:: WHAT YOU HAVE TO DO ::
From the listing below, extract every line containing "made".

** begin DATA PROVIDED **

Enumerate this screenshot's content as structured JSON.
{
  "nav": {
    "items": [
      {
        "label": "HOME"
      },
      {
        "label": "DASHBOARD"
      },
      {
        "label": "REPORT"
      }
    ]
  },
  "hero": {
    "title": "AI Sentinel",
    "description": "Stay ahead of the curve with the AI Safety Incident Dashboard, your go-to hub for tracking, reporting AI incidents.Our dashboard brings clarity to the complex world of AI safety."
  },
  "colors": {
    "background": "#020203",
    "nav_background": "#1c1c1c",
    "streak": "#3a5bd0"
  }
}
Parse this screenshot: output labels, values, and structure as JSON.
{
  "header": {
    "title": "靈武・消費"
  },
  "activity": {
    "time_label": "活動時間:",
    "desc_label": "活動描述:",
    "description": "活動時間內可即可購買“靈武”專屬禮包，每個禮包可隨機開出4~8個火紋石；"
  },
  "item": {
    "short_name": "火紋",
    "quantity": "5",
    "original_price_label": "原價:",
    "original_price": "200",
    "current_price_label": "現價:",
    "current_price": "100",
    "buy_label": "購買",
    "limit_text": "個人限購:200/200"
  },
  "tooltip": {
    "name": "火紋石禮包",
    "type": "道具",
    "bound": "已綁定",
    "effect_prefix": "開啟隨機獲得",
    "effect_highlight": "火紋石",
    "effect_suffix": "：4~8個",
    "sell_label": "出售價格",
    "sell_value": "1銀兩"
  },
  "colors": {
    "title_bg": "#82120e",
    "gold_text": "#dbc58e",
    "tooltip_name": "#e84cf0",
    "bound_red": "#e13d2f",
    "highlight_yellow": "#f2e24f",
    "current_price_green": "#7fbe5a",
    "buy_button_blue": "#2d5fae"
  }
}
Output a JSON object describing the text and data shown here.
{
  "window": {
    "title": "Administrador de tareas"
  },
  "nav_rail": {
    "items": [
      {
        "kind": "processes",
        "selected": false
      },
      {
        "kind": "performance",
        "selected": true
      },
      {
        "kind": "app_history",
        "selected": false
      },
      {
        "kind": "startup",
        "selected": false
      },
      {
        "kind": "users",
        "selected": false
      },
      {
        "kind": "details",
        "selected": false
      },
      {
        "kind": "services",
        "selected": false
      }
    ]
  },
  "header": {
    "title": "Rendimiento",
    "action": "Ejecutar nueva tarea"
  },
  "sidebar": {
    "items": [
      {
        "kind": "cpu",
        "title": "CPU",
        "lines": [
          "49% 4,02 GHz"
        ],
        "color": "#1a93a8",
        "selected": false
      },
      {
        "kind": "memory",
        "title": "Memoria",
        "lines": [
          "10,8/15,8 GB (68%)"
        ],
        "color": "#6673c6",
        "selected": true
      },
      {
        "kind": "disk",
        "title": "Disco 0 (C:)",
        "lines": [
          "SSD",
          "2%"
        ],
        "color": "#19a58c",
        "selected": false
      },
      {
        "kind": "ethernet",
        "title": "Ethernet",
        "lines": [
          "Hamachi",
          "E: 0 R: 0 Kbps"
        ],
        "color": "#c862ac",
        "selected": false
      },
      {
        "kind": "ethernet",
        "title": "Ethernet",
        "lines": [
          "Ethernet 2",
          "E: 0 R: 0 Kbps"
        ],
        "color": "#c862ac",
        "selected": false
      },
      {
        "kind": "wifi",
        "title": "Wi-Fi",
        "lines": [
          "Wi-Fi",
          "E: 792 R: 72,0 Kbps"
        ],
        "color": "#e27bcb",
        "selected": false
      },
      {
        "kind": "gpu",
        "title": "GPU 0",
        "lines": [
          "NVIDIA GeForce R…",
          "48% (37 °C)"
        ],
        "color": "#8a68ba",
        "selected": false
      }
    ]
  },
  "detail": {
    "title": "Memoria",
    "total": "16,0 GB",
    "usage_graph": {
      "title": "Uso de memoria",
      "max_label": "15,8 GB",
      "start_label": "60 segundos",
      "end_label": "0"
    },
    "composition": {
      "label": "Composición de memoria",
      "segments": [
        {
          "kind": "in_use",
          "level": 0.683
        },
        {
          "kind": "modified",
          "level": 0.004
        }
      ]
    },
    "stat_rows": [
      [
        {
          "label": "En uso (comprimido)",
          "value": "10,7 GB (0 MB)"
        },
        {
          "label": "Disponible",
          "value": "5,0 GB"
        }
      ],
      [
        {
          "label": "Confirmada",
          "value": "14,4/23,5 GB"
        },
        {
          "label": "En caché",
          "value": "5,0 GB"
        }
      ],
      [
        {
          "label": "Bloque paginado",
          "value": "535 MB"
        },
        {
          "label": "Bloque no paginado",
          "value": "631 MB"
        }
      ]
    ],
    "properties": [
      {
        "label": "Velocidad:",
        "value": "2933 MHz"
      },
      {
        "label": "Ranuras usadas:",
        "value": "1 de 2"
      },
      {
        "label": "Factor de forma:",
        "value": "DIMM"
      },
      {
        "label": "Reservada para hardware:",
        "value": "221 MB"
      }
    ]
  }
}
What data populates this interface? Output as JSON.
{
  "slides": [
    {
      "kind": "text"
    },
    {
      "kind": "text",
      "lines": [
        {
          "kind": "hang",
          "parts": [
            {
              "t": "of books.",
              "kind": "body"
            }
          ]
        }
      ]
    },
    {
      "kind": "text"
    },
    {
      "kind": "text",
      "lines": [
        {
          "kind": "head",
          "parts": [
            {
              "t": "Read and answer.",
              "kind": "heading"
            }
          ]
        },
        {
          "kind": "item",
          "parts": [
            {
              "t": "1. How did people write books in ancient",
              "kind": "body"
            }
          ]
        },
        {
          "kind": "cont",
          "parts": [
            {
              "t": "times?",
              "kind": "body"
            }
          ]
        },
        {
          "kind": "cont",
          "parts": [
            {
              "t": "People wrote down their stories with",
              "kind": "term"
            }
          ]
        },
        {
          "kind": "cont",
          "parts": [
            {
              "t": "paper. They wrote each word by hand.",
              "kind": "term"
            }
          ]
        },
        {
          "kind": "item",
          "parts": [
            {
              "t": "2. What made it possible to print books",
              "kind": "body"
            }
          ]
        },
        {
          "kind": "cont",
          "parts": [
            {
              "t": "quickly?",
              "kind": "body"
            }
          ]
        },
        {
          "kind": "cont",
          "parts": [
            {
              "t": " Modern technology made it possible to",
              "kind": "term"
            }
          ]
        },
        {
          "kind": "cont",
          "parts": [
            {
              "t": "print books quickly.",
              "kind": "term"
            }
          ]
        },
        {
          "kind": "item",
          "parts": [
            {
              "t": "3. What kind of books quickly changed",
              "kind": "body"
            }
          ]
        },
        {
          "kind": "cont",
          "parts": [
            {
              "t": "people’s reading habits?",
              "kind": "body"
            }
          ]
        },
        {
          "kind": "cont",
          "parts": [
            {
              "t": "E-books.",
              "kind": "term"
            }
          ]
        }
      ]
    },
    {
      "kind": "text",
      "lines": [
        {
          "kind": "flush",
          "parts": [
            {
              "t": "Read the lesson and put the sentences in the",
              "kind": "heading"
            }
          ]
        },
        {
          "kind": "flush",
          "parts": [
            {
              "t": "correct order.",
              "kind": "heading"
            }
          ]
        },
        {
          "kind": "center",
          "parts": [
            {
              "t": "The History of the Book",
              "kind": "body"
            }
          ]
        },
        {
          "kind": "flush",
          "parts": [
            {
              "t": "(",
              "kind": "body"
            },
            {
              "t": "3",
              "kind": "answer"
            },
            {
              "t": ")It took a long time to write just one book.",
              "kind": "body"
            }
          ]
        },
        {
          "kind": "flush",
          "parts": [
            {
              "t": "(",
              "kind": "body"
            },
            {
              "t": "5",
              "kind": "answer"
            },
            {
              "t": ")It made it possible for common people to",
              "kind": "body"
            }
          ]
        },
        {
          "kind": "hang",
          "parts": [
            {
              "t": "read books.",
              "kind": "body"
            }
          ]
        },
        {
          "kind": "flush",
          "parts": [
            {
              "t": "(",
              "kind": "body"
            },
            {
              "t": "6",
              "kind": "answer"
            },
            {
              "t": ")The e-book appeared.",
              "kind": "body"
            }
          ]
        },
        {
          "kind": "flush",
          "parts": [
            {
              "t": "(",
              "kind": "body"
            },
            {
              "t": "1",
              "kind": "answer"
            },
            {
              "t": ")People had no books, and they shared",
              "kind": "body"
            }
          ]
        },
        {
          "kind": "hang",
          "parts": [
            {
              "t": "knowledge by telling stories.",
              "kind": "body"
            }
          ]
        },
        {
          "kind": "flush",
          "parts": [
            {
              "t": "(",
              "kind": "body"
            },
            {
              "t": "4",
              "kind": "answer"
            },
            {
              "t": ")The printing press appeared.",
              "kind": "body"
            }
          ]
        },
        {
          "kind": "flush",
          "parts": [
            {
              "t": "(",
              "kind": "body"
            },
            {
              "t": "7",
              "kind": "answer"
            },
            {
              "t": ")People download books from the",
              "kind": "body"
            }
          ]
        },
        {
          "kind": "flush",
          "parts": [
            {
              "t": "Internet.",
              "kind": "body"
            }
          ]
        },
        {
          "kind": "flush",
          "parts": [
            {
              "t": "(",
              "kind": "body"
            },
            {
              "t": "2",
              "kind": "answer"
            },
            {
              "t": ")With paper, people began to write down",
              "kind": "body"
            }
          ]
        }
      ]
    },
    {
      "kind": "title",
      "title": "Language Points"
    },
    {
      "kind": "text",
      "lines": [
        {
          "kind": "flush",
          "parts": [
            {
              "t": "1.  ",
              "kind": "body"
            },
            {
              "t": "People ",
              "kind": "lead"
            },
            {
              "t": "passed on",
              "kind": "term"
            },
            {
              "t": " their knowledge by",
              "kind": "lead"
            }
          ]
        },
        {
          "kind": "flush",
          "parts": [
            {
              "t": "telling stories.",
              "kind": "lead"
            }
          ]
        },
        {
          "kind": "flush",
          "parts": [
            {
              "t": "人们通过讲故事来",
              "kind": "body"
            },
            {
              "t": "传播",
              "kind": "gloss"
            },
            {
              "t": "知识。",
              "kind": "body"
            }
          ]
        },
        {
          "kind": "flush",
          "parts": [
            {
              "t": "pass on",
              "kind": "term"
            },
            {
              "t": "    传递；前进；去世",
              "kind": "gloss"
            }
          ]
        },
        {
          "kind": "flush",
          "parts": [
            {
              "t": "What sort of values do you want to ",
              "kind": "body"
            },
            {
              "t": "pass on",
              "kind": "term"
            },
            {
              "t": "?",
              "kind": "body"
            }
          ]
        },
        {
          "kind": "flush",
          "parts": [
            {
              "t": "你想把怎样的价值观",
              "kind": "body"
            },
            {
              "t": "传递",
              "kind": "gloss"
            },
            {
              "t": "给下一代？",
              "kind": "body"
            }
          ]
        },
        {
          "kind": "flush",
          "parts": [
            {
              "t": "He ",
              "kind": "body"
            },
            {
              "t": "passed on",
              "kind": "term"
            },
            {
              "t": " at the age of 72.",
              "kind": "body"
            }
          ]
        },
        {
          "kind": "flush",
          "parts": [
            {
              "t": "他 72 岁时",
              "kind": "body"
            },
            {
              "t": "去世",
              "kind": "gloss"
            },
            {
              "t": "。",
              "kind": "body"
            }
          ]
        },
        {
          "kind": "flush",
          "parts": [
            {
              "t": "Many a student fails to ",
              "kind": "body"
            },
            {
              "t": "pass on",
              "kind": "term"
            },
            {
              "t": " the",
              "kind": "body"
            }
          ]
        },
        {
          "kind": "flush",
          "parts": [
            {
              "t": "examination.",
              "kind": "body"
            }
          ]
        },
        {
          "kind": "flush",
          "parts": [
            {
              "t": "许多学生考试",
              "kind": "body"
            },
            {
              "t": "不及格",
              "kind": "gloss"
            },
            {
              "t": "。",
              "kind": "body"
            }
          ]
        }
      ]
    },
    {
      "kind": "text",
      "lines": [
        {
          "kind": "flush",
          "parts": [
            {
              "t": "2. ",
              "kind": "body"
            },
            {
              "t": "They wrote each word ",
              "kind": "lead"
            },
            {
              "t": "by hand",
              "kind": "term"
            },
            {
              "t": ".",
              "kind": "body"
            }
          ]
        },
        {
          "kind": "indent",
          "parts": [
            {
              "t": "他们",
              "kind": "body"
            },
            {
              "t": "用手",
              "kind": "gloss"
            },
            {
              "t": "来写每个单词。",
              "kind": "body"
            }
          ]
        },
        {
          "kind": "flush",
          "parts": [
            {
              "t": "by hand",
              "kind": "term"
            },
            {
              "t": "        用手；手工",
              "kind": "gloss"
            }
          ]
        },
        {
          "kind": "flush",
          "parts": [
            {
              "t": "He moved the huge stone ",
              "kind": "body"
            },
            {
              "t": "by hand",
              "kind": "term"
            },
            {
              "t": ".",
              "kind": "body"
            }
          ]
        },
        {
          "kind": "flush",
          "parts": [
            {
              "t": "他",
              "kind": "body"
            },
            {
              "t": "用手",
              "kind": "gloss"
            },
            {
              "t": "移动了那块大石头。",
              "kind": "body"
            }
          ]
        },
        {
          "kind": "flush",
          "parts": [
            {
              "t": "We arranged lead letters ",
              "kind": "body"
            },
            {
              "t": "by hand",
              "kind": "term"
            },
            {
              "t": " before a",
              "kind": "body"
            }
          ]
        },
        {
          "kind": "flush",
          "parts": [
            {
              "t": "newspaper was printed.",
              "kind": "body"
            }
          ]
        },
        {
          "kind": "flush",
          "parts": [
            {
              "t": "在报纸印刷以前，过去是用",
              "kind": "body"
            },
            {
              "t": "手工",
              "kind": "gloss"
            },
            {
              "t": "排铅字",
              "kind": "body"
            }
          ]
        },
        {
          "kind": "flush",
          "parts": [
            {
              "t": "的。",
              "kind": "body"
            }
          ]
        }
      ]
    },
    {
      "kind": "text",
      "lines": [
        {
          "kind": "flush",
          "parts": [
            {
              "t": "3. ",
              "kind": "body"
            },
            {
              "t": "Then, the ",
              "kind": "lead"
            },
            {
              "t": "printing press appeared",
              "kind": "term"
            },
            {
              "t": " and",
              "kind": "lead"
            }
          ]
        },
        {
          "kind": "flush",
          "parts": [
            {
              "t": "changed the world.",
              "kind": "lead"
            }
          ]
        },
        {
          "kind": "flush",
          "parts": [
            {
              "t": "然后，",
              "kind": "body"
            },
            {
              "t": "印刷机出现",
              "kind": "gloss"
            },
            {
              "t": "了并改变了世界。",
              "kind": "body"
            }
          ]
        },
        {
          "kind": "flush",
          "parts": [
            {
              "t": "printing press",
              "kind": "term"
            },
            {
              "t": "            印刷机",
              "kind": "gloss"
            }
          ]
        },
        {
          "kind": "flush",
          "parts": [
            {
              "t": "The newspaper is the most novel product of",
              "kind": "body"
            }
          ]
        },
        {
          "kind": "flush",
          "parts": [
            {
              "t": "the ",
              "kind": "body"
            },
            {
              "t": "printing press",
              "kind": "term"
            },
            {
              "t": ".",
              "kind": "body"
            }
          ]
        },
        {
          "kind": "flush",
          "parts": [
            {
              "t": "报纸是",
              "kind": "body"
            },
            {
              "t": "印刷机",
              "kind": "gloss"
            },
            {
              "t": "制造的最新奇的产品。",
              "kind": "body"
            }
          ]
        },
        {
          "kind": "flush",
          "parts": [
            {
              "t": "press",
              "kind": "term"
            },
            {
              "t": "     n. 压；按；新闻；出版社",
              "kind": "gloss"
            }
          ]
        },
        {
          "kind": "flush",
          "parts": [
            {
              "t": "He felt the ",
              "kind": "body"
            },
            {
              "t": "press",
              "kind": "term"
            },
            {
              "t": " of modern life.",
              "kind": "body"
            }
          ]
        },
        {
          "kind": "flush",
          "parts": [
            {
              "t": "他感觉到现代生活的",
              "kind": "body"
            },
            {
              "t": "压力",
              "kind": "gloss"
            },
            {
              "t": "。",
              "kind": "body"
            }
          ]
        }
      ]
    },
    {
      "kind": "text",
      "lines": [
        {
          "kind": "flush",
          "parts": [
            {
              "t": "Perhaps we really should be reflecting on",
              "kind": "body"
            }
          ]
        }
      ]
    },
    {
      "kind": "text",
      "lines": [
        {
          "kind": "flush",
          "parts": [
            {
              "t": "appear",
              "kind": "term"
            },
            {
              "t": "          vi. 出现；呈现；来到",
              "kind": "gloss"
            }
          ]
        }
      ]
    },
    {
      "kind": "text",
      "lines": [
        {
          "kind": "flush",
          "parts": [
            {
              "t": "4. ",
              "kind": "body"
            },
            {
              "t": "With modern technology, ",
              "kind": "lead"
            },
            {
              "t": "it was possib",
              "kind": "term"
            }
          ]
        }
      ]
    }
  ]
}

** end DATA PROVIDED **

:: WORKED SOLUTION ::
              "t": "2. What made it possible to print books",
              "t": " Modern technology made it possible to",
              "t": ")It made it possible for common people to",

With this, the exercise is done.